Print out every record exactly as it appears.

◇ ◇ ◇ ◇

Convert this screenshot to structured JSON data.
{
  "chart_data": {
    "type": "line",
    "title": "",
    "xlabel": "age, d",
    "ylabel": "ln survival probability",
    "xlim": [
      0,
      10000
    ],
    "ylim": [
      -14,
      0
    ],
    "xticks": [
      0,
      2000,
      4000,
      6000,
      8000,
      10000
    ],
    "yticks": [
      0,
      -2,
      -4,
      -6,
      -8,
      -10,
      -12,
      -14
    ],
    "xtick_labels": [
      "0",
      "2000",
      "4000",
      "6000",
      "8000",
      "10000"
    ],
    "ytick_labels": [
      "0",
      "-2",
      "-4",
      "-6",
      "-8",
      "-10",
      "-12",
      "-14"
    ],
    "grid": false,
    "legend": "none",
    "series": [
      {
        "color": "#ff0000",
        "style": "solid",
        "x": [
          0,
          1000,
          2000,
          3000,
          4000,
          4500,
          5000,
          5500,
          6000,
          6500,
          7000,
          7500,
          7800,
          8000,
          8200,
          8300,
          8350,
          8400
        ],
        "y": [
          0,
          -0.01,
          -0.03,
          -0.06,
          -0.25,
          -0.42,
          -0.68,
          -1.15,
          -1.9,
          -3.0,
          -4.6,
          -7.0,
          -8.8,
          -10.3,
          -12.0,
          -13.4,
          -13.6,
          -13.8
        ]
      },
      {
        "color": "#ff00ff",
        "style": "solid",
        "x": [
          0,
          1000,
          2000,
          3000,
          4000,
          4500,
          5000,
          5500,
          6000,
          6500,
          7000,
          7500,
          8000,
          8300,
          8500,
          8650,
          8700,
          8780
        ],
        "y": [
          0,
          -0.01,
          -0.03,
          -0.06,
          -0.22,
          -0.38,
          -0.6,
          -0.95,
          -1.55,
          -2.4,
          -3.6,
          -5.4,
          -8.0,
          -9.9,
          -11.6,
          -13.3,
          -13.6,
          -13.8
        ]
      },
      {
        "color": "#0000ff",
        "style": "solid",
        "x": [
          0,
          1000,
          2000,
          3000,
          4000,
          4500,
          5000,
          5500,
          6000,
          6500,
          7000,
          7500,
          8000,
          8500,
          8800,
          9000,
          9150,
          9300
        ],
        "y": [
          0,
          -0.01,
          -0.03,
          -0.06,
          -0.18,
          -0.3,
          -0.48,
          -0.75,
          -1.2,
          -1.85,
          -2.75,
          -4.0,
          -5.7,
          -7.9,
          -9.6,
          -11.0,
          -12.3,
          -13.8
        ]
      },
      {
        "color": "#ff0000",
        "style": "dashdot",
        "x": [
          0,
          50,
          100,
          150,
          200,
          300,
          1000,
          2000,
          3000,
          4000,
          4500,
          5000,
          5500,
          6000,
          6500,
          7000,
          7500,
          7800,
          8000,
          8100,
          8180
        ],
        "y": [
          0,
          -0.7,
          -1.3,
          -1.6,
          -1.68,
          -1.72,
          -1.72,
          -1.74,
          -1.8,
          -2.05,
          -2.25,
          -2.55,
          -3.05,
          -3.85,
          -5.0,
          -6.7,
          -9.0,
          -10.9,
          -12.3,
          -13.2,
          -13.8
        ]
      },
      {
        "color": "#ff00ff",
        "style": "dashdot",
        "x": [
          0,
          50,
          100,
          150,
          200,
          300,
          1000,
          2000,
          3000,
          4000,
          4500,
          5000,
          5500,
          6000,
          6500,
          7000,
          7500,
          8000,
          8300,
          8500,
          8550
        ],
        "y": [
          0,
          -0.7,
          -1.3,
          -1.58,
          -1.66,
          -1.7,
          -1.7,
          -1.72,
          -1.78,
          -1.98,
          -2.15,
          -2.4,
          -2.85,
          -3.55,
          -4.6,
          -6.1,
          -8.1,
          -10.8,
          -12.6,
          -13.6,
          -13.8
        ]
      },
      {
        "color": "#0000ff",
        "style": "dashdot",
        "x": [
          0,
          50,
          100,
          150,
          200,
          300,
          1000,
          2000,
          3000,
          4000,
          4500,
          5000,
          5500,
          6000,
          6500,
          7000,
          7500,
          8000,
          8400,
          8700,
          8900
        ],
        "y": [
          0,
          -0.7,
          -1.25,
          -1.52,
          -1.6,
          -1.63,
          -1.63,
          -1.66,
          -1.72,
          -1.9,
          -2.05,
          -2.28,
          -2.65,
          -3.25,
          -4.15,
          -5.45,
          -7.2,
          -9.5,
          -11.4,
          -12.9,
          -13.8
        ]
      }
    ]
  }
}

◇ ◇ ◇ ◇

▶ _COMPLETE ANSWER_:
Convert this screenshot to structured JSON data.
{
  "chart_data": {
    "type": "line",
    "title": "",
    "xlabel": "age, d",
    "ylabel": "ln survival probability",
    "xlim": [
      0,
      10000
    ],
    "ylim": [
      -14,
      0
    ],
    "xticks": [
      0,
      2000,
      4000,
      6000,
      8000,
      10000
    ],
    "yticks": [
      0,
      -2,
      -4,
      -6,
      -8,
      -10,
      -12,
      -14
    ],
    "xtick_labels": [
      "0",
      "2000",
      "4000",
      "6000",
      "8000",
      "10000"
    ],
    "ytick_labels": [
      "0",
      "-2",
      "-4",
      "-6",
      "-8",
      "-10",
      "-12",
      "-14"
    ],
    "grid": false,
    "legend": "none",
    "series": [
      {
        "color": "#ff0000",
        "style": "solid",
        "x": [
          0,
          1000,
          2000,
          3000,
          4000,
          4500,
          5000,
          5500,
          6000,
          6500,
          7000,
          7500,
          7800,
          8000,
          8200,
          8300,
          8350,
          8400
        ],
        "y": [
          0,
          -0.01,
          -0.03,
          -0.06,
          -0.25,
          -0.42,
          -0.68,
          -1.15,
          -1.9,
          -3.0,
          -4.6,
          -7.0,
          -8.8,
          -10.3,
          -12.0,
          -13.4,
          -13.6,
          -13.8
        ]
      },
      {
        "color": "#ff00ff",
        "style": "solid",
        "x": [
          0,
          1000,
          2000,
          3000,
          4000,
          4500,
          5000,
          5500,
          6000,
          6500,
          7000,
          7500,
          8000,
          8300,
          8500,
          8650,
          8700,
          8780
        ],
        "y": [
          0,
          -0.01,
          -0.03,
          -0.06,
          -0.22,
          -0.38,
          -0.6,
          -0.95,
          -1.55,
          -2.4,
          -3.6,
          -5.4,
          -8.0,
          -9.9,
          -11.6,
          -13.3,
          -13.6,
          -13.8
        ]
      },
      {
        "color": "#0000ff",
        "style": "solid",
        "x": [
          0,
          1000,
          2000,
          3000,
          4000,
          4500,
          5000,
          5500,
          6000,
          6500,
          7000,
          7500,
          8000,
          8500,
          8800,
          9000,
          9150,
          9300
        ],
        "y": [
          0,
          -0.01,
          -0.03,
          -0.06,
          -0.18,
          -0.3,
          -0.48,
          -0.75,
          -1.2,
          -1.85,
          -2.75,
          -4.0,
          -5.7,
          -7.9,
          -9.6,
          -11.0,
          -12.3,
          -13.8
        ]
      },
      {
        "color": "#ff0000",
        "style": "dashdot",
        "x": [
          0,
          50,
          100,
          150,
          200,
          300,
          1000,
          2000,
          3000,
          4000,
          4500,
          5000,
          5500,
          6000,
          6500,
          7000,
          7500,
          7800,
          8000,
          8100,
          8180
        ],
        "y": [
          0,
          -0.7,
          -1.3,
          -1.6,
          -1.68,
          -1.72,
          -1.72,
          -1.74,
          -1.8,
          -2.05,
          -2.25,
          -2.55,
          -3.05,
          -3.85,
          -5.0,
          -6.7,
          -9.0,
          -10.9,
          -12.3,
          -13.2,
          -13.8
        ]
      },
      {
        "color": "#ff00ff",
        "style": "dashdot",
        "x": [
          0,
          50,
          100,
          150,
          200,
          300,
          1000,
          2000,
          3000,
          4000,
          4500,
          5000,
          5500,
          6000,
          6500,
          7000,
          7500,
          8000,
          8300,
          8500,
          8550
        ],
        "y": [
          0,
          -0.7,
          -1.3,
          -1.58,
          -1.66,
          -1.7,
          -1.7,
          -1.72,
          -1.78,
          -1.98,
          -2.15,
          -2.4,
          -2.85,
          -3.55,
          -4.6,
          -6.1,
          -8.1,
          -10.8,
          -12.6,
          -13.6,
          -13.8
        ]
      },
      {
        "color": "#0000ff",
        "style": "dashdot",
        "x": [
          0,
          50,
          100,
          150,
          200,
          300,
          1000,
          2000,
          3000,
          4000,
          4500,
          5000,
          5500,
          6000,
          6500,
          7000,
          7500,
          8000,
          8400,
          8700,
          8900
        ],
        "y": [
          0,
          -0.7,
          -1.25,
          -1.52,
          -1.6,
          -1.63,
          -1.63,
          -1.66,
          -1.72,
          -1.9,
          -2.05,
          -2.28,
          -2.65,
          -3.25,
          -4.15,
          -5.45,
          -7.2,
          -9.5,
          -11.4,
          -12.9,
          -13.8
        ]
      }
    ]
  }
}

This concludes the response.